STATED GOAL
Copy out every line that contains the word "will".

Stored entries
============================================================
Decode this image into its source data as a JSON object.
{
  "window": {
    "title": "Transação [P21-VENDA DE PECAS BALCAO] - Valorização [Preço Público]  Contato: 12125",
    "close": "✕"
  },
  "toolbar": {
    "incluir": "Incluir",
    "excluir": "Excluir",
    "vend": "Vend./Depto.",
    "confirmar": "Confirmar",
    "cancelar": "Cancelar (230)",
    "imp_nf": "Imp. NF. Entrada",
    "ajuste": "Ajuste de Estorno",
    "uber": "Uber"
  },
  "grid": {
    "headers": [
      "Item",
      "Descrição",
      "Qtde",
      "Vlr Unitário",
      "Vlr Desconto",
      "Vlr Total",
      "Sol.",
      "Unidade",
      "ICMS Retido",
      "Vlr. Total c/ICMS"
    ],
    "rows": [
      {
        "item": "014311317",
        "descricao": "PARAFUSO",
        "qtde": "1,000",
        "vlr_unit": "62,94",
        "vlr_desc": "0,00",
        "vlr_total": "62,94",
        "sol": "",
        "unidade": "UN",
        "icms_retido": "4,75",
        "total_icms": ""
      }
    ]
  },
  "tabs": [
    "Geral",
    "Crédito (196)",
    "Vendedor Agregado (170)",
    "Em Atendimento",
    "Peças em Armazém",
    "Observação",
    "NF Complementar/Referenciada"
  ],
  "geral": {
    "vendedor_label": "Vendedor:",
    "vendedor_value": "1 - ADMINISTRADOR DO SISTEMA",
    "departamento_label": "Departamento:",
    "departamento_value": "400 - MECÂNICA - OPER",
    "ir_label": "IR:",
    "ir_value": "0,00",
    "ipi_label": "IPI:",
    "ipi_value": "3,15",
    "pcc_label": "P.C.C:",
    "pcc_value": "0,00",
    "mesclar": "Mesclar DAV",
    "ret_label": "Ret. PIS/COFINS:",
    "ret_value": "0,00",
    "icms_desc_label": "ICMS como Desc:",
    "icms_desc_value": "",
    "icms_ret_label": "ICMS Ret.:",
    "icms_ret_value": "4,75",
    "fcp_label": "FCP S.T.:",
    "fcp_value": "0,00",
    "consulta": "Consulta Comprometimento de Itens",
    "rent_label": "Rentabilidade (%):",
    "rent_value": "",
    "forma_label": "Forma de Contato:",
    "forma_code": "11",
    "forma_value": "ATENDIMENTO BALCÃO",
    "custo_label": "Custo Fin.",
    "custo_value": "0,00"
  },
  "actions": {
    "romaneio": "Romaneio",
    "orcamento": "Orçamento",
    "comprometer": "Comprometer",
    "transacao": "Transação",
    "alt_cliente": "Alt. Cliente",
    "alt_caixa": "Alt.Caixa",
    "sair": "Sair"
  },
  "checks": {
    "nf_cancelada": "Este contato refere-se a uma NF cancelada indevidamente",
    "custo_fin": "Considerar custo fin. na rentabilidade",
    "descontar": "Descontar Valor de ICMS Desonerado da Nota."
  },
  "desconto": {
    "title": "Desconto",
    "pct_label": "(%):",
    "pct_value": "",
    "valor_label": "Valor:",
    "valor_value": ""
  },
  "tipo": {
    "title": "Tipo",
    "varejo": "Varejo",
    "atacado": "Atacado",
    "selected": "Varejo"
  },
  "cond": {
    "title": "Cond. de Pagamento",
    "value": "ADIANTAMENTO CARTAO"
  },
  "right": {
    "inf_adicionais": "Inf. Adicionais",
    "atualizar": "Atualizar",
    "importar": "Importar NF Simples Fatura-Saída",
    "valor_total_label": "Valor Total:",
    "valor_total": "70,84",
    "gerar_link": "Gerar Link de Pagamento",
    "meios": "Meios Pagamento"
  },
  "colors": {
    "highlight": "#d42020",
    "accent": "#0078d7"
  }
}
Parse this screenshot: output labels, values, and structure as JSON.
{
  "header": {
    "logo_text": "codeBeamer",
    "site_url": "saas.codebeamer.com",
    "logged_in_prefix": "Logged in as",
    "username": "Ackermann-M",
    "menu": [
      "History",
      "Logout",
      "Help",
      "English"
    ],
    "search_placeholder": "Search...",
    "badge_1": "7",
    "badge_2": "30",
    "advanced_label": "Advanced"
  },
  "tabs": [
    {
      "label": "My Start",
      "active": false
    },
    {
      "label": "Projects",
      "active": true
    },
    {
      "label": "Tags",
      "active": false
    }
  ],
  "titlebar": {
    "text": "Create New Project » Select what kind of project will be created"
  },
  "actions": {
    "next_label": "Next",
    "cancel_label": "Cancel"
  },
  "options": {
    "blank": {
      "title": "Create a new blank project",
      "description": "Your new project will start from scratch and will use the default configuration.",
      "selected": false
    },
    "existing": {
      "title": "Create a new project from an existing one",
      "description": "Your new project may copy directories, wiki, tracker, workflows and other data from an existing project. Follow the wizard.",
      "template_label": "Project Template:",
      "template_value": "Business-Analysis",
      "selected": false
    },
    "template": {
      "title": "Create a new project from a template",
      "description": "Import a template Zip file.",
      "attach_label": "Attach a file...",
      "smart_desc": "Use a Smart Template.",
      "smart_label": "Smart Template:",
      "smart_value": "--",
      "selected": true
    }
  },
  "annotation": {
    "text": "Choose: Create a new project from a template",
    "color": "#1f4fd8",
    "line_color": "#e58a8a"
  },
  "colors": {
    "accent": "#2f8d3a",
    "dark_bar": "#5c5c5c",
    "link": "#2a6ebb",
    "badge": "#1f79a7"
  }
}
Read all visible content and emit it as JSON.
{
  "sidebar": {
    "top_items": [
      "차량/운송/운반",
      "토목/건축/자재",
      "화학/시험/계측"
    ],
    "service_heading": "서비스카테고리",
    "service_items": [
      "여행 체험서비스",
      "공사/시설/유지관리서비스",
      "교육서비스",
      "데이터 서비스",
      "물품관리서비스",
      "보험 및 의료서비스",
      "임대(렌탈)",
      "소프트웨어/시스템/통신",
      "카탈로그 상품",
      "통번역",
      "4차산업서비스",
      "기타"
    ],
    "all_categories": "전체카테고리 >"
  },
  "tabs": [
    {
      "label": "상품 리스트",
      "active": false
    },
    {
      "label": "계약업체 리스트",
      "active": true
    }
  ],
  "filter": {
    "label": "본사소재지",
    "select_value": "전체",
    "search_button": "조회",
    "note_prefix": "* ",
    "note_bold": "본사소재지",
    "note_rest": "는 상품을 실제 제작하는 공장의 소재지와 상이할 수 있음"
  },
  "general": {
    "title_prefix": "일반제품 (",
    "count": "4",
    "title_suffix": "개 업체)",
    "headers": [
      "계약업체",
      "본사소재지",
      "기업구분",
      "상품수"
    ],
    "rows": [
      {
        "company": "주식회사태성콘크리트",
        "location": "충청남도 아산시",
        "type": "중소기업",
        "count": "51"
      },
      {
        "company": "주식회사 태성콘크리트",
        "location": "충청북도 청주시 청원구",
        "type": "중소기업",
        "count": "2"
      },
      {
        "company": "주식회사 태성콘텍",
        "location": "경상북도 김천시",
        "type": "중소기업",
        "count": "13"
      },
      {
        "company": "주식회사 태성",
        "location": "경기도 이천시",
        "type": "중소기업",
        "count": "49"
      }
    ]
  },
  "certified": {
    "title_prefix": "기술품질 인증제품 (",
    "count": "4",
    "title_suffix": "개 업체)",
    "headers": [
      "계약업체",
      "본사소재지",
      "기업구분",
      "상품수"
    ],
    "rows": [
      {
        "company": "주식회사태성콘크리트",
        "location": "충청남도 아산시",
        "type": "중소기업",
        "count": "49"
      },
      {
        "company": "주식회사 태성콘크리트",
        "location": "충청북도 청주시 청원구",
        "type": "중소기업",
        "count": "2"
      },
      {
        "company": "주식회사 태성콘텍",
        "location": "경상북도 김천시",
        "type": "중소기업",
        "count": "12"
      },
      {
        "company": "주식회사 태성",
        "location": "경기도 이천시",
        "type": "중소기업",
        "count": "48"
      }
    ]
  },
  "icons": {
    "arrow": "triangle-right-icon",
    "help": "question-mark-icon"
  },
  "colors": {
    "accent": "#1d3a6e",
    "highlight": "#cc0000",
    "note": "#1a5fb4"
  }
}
============================================================
FINAL RESULT
    "text": "Create New Project » Select what kind of project will be created"
      "description": "Your new project will start from scratch and will use the default configuration.",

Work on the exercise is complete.